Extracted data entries

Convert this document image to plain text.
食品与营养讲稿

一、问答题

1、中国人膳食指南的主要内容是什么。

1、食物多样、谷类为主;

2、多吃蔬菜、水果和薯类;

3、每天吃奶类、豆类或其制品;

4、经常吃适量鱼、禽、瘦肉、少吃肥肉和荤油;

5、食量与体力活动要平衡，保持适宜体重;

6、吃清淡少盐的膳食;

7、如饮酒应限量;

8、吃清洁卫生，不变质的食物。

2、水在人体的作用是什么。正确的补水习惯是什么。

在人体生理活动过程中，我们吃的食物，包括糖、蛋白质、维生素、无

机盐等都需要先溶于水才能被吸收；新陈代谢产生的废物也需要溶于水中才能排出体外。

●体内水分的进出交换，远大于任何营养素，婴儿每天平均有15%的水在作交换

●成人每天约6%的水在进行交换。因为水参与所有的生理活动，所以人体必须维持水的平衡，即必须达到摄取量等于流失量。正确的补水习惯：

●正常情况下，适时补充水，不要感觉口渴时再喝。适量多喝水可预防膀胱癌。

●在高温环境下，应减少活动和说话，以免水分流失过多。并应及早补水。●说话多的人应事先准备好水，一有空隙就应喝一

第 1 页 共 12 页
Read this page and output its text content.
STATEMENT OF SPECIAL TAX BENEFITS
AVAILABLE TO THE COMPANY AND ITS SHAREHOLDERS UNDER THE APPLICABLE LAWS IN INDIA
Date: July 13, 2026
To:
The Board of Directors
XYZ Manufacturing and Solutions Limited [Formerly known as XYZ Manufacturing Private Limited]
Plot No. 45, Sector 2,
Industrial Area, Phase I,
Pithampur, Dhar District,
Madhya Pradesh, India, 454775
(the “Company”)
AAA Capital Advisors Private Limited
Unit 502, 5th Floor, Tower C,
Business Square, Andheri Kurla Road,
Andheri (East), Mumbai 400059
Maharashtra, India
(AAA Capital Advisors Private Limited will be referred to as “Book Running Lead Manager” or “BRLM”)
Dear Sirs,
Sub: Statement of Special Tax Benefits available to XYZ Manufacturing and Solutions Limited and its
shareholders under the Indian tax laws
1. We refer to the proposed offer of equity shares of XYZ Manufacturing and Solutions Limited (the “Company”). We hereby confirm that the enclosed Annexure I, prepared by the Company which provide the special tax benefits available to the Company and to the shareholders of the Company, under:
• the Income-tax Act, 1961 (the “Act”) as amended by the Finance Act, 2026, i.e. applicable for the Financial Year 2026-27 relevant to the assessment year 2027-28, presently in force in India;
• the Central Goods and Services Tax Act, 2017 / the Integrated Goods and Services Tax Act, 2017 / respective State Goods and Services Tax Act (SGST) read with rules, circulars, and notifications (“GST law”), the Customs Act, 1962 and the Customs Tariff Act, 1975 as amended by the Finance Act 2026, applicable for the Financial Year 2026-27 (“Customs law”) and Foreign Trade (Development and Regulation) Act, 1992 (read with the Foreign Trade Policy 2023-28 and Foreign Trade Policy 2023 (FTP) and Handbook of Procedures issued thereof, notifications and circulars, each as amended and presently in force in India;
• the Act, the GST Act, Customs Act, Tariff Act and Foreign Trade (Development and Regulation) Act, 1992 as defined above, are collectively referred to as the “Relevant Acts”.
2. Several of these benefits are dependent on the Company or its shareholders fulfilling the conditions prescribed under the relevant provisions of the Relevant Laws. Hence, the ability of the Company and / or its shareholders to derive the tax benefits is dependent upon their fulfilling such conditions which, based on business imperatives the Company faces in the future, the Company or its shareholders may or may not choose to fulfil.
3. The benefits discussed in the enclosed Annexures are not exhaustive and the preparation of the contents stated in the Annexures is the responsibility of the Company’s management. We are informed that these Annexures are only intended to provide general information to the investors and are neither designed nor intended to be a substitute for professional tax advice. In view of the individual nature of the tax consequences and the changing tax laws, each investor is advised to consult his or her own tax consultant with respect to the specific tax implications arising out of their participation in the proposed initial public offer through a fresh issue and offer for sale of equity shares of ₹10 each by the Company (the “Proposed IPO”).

## [Task goal]
Lines of the listing that contain the word "text" are to be counted; report only their number.

## [Exercise response]
2